**What you will do**
Tally the lines containing "nprinting" and report the number alone.
○ ○ ○ ○ ○
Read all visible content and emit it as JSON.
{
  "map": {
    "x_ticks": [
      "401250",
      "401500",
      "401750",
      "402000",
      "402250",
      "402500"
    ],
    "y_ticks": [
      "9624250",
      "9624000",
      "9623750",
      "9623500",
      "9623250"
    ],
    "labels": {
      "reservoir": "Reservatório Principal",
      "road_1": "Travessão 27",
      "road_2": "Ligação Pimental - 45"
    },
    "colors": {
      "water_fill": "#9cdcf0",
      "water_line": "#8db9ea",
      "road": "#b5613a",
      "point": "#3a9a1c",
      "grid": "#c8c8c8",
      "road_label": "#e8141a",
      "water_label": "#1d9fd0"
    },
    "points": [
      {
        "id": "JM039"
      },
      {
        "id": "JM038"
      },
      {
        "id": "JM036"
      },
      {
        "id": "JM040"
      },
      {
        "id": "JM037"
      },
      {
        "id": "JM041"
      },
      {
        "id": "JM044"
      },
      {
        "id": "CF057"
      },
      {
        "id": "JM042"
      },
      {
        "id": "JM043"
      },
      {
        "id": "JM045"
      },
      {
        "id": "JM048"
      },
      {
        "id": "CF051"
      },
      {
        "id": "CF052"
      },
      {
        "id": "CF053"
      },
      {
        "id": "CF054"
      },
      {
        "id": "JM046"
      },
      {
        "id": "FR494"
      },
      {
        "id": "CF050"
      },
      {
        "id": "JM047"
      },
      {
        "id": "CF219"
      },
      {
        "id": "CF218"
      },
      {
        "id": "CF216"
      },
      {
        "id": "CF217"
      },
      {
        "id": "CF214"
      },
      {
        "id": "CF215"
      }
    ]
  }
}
○ ○ ○ ○ ○
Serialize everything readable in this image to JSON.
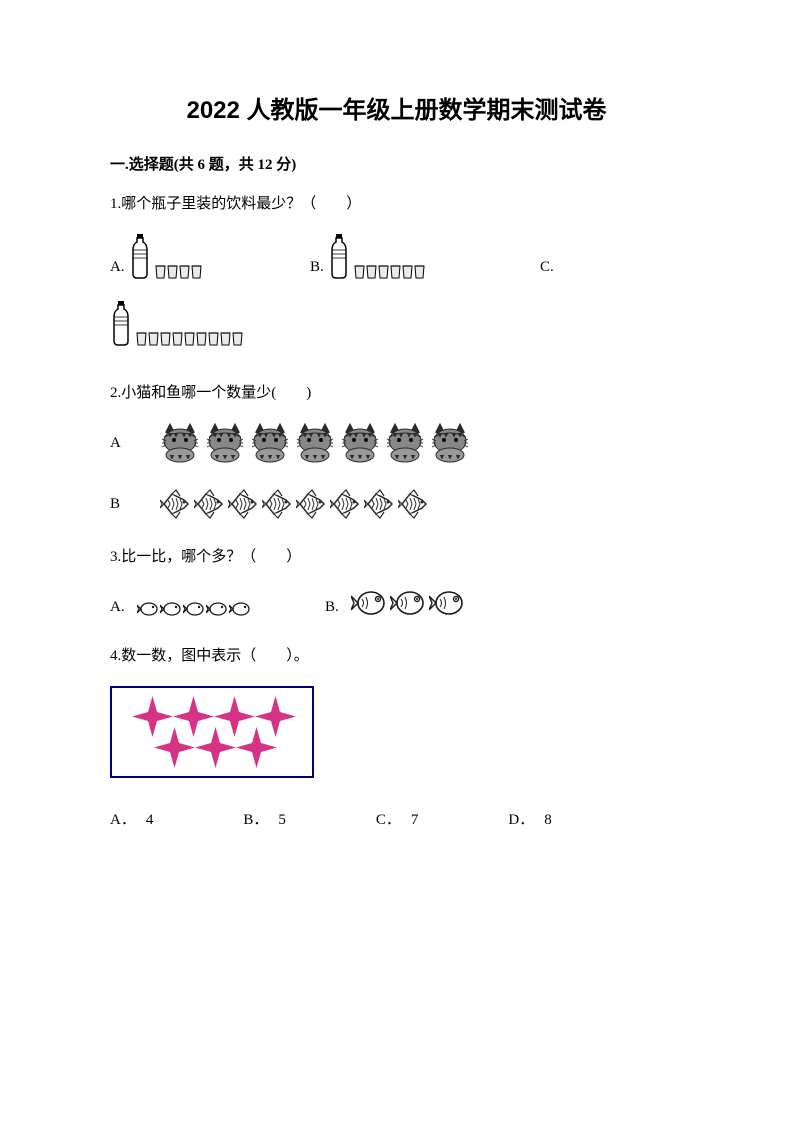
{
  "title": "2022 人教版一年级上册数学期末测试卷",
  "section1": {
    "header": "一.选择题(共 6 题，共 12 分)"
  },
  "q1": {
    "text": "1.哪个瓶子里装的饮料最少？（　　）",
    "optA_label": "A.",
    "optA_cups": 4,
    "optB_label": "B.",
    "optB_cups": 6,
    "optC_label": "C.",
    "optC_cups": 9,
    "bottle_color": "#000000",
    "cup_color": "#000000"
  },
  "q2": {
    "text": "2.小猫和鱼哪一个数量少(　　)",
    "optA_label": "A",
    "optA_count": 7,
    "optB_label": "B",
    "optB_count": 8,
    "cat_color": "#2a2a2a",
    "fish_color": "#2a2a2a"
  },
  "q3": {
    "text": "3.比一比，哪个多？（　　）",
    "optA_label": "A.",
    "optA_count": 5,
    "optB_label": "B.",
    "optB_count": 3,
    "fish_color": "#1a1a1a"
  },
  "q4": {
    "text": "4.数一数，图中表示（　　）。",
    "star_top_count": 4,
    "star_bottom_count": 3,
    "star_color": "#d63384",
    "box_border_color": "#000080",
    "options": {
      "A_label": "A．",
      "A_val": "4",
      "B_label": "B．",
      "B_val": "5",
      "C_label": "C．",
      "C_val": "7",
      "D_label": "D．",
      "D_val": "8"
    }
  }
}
○ ○ ○ ○ ○
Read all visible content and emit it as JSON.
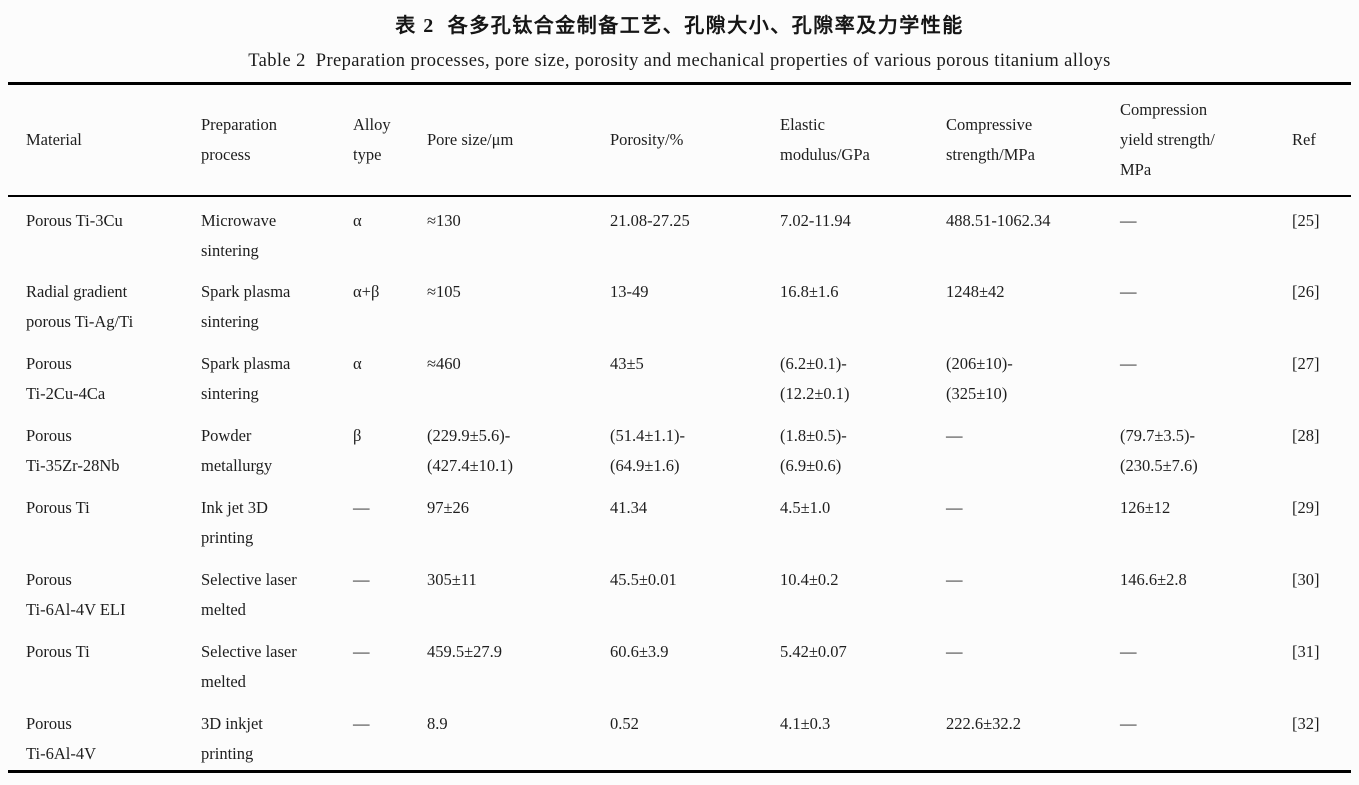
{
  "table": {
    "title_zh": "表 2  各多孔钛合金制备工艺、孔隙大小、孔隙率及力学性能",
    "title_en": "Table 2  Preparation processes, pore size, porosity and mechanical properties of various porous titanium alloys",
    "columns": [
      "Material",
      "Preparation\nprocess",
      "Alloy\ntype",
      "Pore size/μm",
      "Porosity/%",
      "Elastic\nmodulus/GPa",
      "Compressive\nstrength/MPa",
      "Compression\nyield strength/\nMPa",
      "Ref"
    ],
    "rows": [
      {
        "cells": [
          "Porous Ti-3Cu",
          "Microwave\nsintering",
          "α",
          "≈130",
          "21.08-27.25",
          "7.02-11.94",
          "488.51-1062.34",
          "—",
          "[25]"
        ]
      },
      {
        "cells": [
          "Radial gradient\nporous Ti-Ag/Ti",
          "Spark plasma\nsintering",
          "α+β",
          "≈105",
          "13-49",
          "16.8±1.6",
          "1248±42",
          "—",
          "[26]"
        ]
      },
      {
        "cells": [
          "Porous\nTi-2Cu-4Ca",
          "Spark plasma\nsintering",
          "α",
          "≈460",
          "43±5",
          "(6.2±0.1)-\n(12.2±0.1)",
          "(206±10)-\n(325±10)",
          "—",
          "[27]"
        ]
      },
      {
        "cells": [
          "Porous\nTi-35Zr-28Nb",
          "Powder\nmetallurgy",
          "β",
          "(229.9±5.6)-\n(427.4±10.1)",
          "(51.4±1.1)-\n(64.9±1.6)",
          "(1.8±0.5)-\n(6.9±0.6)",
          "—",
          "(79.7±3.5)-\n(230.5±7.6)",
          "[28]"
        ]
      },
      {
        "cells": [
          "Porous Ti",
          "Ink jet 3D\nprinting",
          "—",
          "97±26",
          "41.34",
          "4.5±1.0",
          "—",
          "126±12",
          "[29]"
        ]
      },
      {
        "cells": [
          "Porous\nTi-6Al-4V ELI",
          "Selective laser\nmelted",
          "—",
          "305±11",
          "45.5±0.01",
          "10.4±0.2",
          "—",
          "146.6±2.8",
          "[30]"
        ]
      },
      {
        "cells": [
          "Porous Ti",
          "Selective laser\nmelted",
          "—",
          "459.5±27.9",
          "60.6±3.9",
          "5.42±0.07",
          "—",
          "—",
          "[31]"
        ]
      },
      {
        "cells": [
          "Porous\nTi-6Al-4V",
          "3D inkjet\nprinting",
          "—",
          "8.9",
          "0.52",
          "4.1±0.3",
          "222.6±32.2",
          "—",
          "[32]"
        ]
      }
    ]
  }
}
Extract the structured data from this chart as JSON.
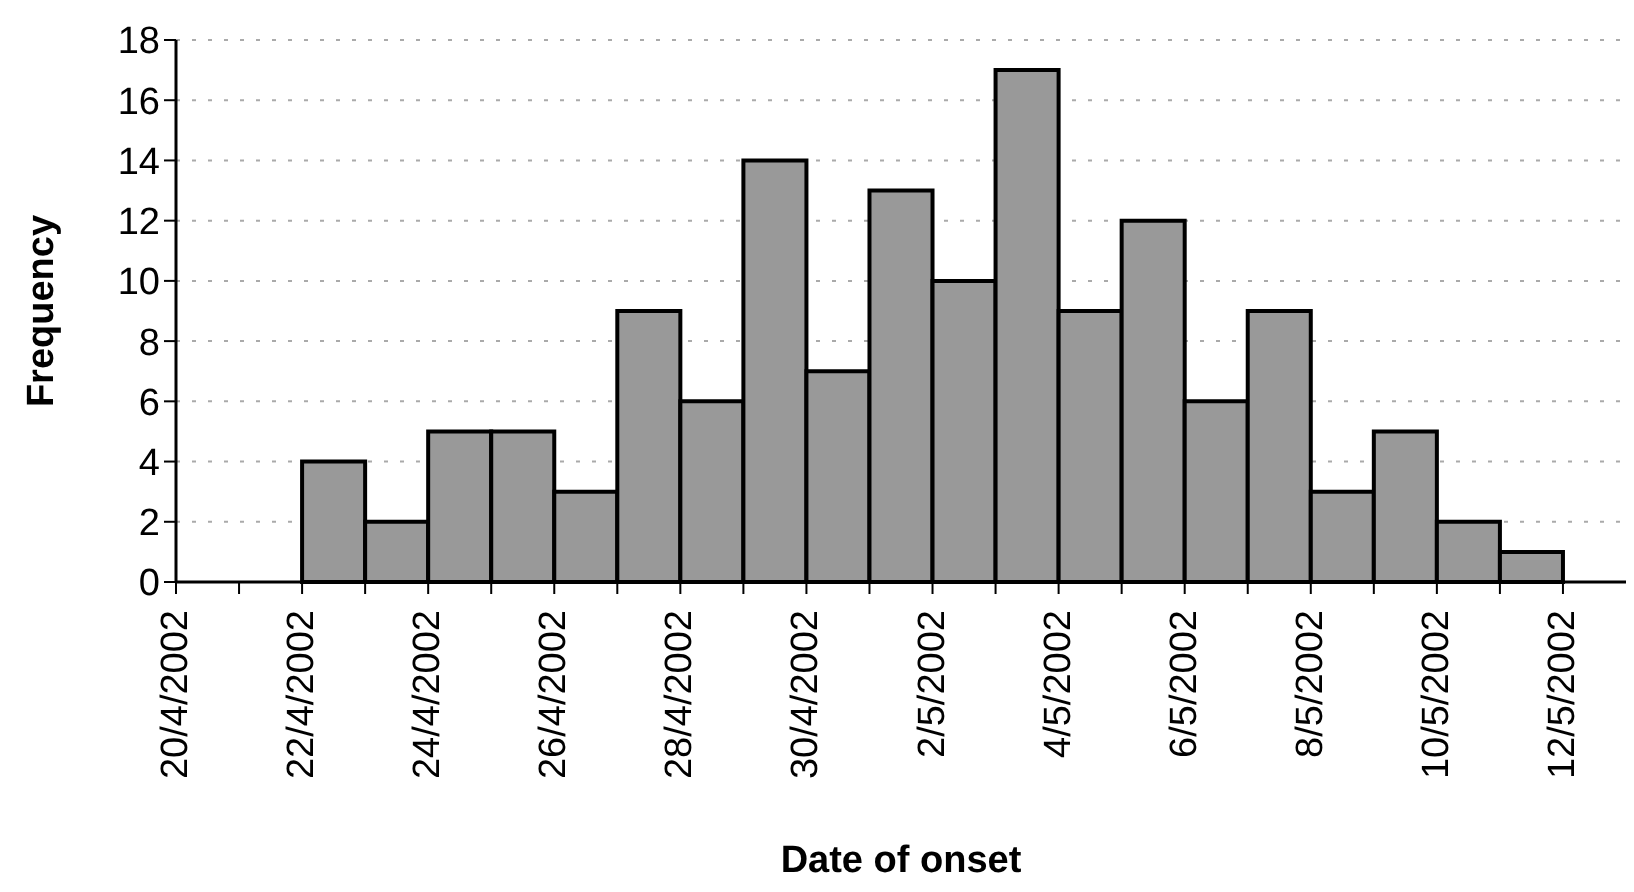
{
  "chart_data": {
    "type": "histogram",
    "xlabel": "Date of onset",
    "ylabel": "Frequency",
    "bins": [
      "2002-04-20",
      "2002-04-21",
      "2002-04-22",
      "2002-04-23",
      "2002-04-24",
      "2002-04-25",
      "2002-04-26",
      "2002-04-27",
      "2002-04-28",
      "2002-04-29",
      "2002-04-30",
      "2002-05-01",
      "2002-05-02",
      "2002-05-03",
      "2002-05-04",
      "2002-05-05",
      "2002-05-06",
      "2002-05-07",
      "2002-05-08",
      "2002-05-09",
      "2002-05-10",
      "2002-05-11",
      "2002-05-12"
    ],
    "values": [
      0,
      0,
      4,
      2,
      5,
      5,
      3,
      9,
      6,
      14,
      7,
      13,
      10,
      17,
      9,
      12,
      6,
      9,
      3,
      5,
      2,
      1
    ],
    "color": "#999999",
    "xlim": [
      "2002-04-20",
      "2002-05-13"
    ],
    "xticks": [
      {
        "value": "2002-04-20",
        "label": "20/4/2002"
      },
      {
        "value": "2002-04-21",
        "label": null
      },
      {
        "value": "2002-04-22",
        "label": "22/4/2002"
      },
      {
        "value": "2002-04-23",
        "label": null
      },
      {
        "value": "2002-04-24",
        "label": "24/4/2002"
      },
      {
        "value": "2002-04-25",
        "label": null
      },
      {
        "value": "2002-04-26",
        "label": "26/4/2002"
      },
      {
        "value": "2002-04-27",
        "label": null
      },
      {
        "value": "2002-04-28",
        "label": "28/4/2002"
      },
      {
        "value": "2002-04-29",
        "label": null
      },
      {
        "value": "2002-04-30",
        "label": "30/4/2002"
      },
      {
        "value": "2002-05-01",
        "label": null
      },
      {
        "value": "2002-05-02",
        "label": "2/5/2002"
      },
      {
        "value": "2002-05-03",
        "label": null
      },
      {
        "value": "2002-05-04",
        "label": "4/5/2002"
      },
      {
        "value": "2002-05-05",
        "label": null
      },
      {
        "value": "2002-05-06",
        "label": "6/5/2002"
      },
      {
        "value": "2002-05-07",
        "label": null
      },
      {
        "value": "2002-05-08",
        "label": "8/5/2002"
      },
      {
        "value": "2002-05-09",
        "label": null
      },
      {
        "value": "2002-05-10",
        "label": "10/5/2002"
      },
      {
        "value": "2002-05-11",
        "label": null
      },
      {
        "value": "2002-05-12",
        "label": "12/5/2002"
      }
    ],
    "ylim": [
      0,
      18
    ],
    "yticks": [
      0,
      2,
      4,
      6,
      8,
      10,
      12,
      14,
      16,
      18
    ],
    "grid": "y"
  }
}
○ ○ ○ ○ ○
**Reply to the exercise**
2